Written instruction: Pictures do not belong in the copy; quote every entry below exactly.

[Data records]
=======
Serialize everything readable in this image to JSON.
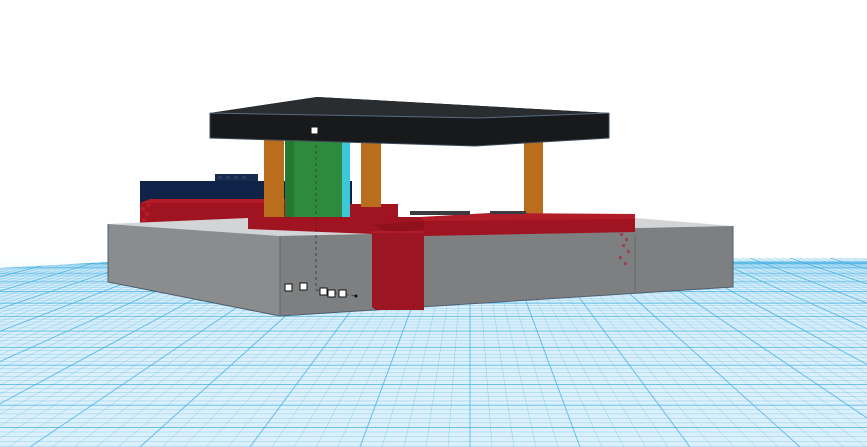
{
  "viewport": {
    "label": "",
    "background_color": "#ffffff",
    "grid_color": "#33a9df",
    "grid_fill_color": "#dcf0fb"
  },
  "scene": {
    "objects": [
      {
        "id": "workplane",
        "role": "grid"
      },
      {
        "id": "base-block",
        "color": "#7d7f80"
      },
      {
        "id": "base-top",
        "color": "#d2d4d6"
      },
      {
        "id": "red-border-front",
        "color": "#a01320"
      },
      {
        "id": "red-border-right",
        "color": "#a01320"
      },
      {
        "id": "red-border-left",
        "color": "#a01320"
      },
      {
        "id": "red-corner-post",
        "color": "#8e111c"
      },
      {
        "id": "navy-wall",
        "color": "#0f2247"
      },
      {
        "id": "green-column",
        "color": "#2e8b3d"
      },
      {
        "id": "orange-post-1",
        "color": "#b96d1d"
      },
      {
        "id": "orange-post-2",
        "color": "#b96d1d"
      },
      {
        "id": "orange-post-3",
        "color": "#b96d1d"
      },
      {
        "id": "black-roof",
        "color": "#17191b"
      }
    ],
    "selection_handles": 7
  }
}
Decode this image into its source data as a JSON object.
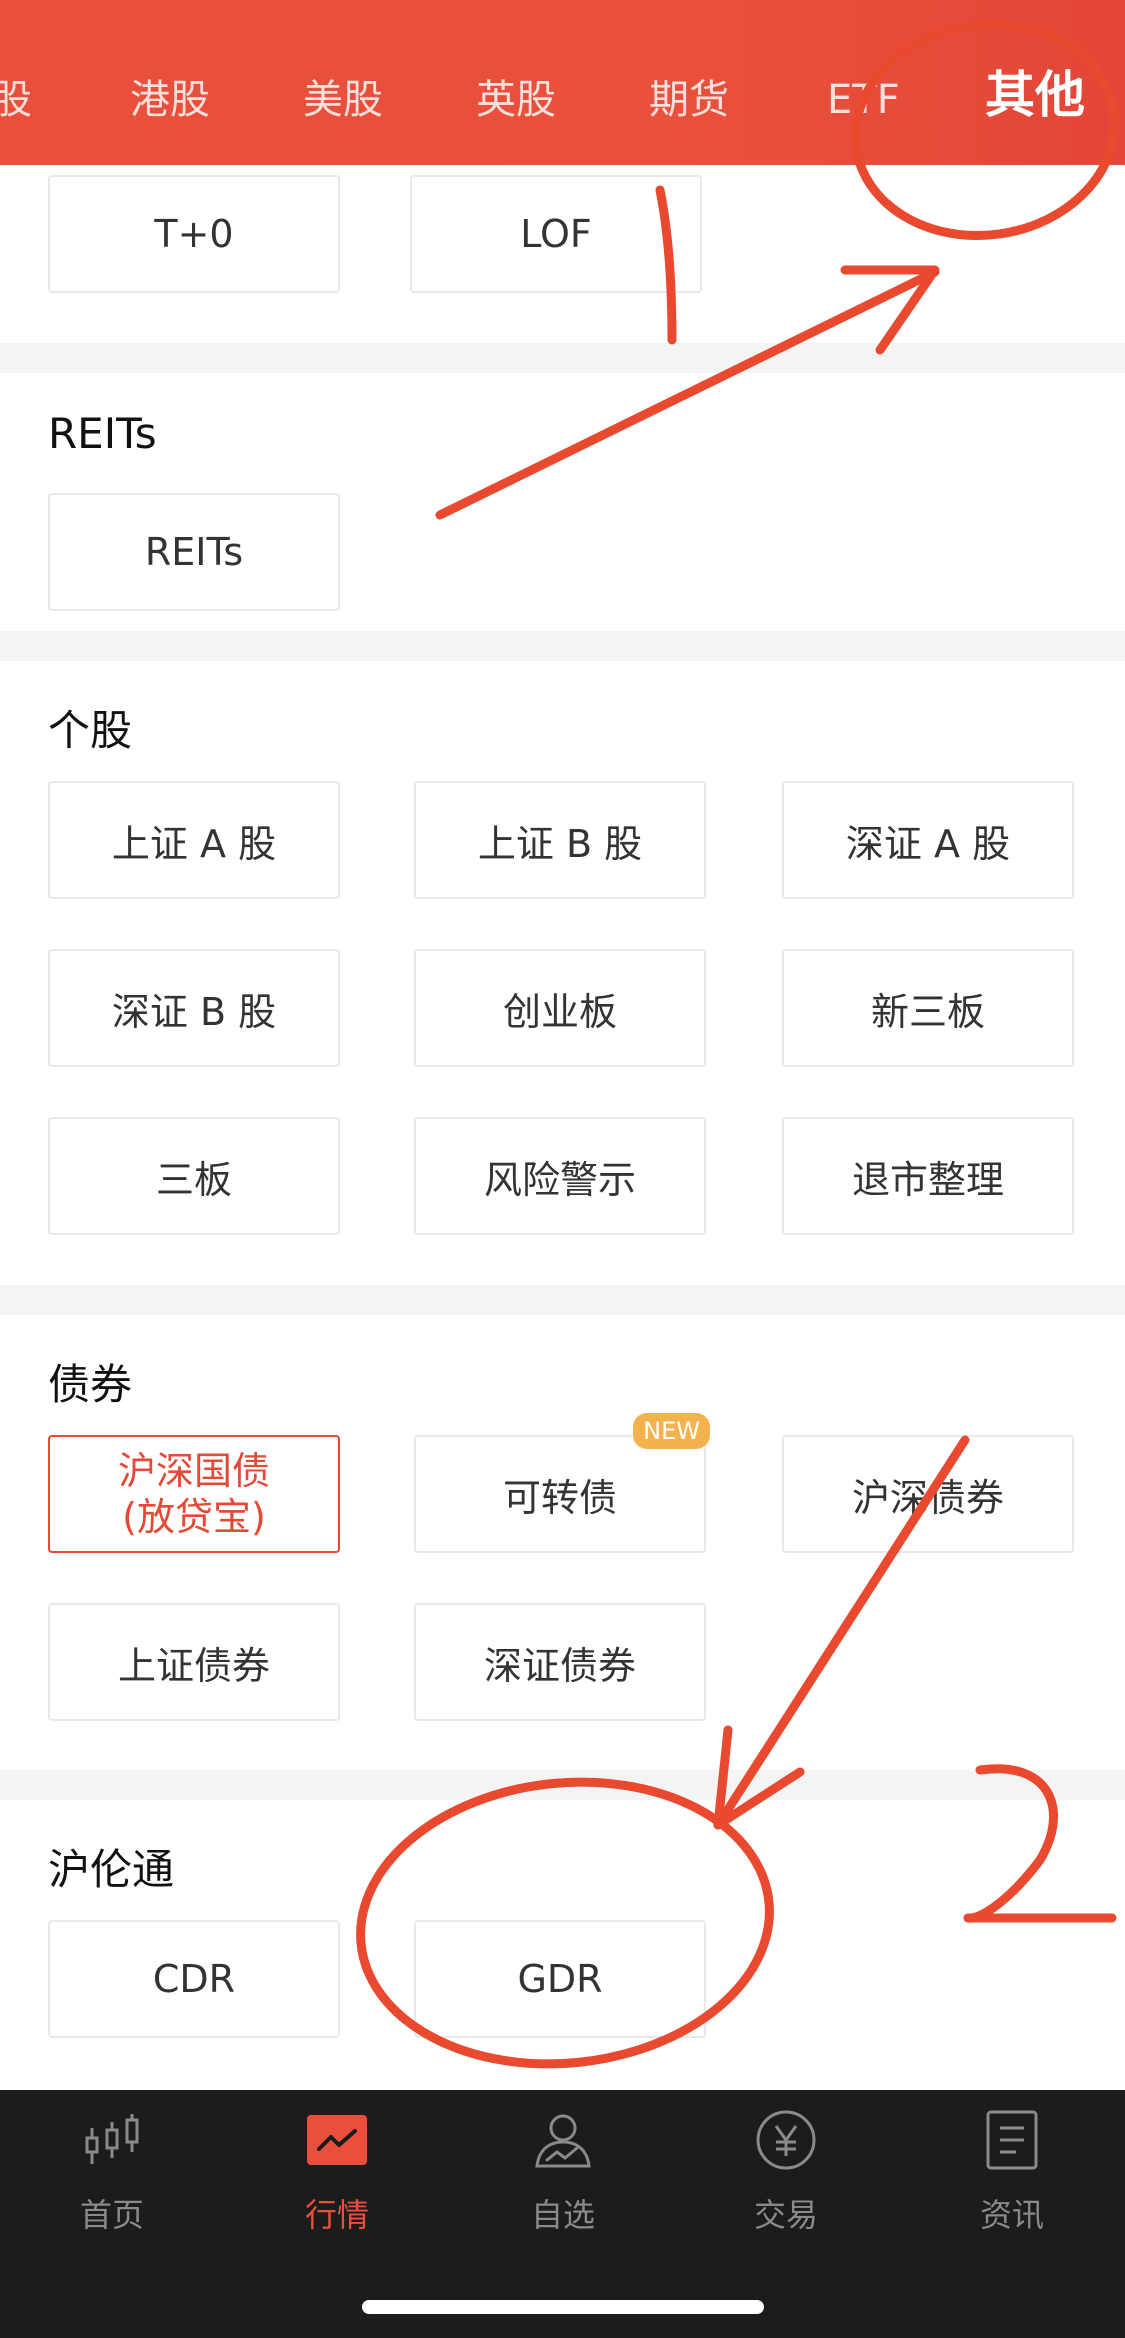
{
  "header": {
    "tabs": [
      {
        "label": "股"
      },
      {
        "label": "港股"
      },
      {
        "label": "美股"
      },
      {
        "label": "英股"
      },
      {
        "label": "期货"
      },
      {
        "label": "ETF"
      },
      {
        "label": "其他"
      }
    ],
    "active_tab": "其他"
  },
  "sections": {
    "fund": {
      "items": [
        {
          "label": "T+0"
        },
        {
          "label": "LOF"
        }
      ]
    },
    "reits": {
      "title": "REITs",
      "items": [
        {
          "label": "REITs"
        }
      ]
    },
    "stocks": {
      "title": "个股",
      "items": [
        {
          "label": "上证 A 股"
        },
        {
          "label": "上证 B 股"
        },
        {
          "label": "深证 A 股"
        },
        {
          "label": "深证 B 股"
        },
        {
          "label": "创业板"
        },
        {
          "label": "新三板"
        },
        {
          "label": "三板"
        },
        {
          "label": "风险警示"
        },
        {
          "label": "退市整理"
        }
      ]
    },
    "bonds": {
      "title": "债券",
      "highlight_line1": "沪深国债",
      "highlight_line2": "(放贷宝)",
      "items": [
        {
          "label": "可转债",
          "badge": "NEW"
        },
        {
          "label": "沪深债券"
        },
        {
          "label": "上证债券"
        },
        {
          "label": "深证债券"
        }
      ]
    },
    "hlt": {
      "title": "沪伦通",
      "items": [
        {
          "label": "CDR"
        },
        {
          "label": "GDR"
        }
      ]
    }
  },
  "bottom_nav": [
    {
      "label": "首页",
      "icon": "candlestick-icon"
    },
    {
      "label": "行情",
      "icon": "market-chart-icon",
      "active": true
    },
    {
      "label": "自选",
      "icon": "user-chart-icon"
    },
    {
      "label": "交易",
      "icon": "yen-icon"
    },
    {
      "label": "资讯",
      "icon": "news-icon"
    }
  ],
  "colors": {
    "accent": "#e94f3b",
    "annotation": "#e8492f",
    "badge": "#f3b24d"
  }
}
=======
Solved exercise:
Serialize everything readable in this image to JSON.
{
  "viewport": {
    "label": "",
    "background_color": "#ffffff",
    "grid_color": "#33a9df",
    "grid_fill_color": "#dcf0fb"
  },
  "scene": {
    "objects": [
      {
        "id": "workplane",
        "role": "grid"
      },
      {
        "id": "base-block",
        "color": "#7d7f80"
      },
      {
        "id": "base-top",
        "color": "#d2d4d6"
      },
      {
        "id": "red-border-front",
        "color": "#a01320"
      },
      {
        "id": "red-border-right",
        "color": "#a01320"
      },
      {
        "id": "red-border-left",
        "color": "#a01320"
      },
      {
        "id": "red-corner-post",
        "color": "#8e111c"
      },
      {
        "id": "navy-wall",
        "color": "#0f2247"
      },
      {
        "id": "green-column",
        "color": "#2e8b3d"
      },
      {
        "id": "orange-post-1",
        "color": "#b96d1d"
      },
      {
        "id": "orange-post-2",
        "color": "#b96d1d"
      },
      {
        "id": "orange-post-3",
        "color": "#b96d1d"
      },
      {
        "id": "black-roof",
        "color": "#17191b"
      }
    ],
    "selection_handles": 7
  }
}
Decode this image into its source data as a JSON object.
{
  "header": {
    "tabs": [
      {
        "label": "股"
      },
      {
        "label": "港股"
      },
      {
        "label": "美股"
      },
      {
        "label": "英股"
      },
      {
        "label": "期货"
      },
      {
        "label": "ETF"
      },
      {
        "label": "其他"
      }
    ],
    "active_tab": "其他"
  },
  "sections": {
    "fund": {
      "items": [
        {
          "label": "T+0"
        },
        {
          "label": "LOF"
        }
      ]
    },
    "reits": {
      "title": "REITs",
      "items": [
        {
          "label": "REITs"
        }
      ]
    },
    "stocks": {
      "title": "个股",
      "items": [
        {
          "label": "上证 A 股"
        },
        {
          "label": "上证 B 股"
        },
        {
          "label": "深证 A 股"
        },
        {
          "label": "深证 B 股"
        },
        {
          "label": "创业板"
        },
        {
          "label": "新三板"
        },
        {
          "label": "三板"
        },
        {
          "label": "风险警示"
        },
        {
          "label": "退市整理"
        }
      ]
    },
    "bonds": {
      "title": "债券",
      "highlight_line1": "沪深国债",
      "highlight_line2": "(放贷宝)",
      "items": [
        {
          "label": "可转债",
          "badge": "NEW"
        },
        {
          "label": "沪深债券"
        },
        {
          "label": "上证债券"
        },
        {
          "label": "深证债券"
        }
      ]
    },
    "hlt": {
      "title": "沪伦通",
      "items": [
        {
          "label": "CDR"
        },
        {
          "label": "GDR"
        }
      ]
    }
  },
  "bottom_nav": [
    {
      "label": "首页",
      "icon": "candlestick-icon"
    },
    {
      "label": "行情",
      "icon": "market-chart-icon",
      "active": true
    },
    {
      "label": "自选",
      "icon": "user-chart-icon"
    },
    {
      "label": "交易",
      "icon": "yen-icon"
    },
    {
      "label": "资讯",
      "icon": "news-icon"
    }
  ],
  "colors": {
    "accent": "#e94f3b",
    "annotation": "#e8492f",
    "badge": "#f3b24d"
  }
}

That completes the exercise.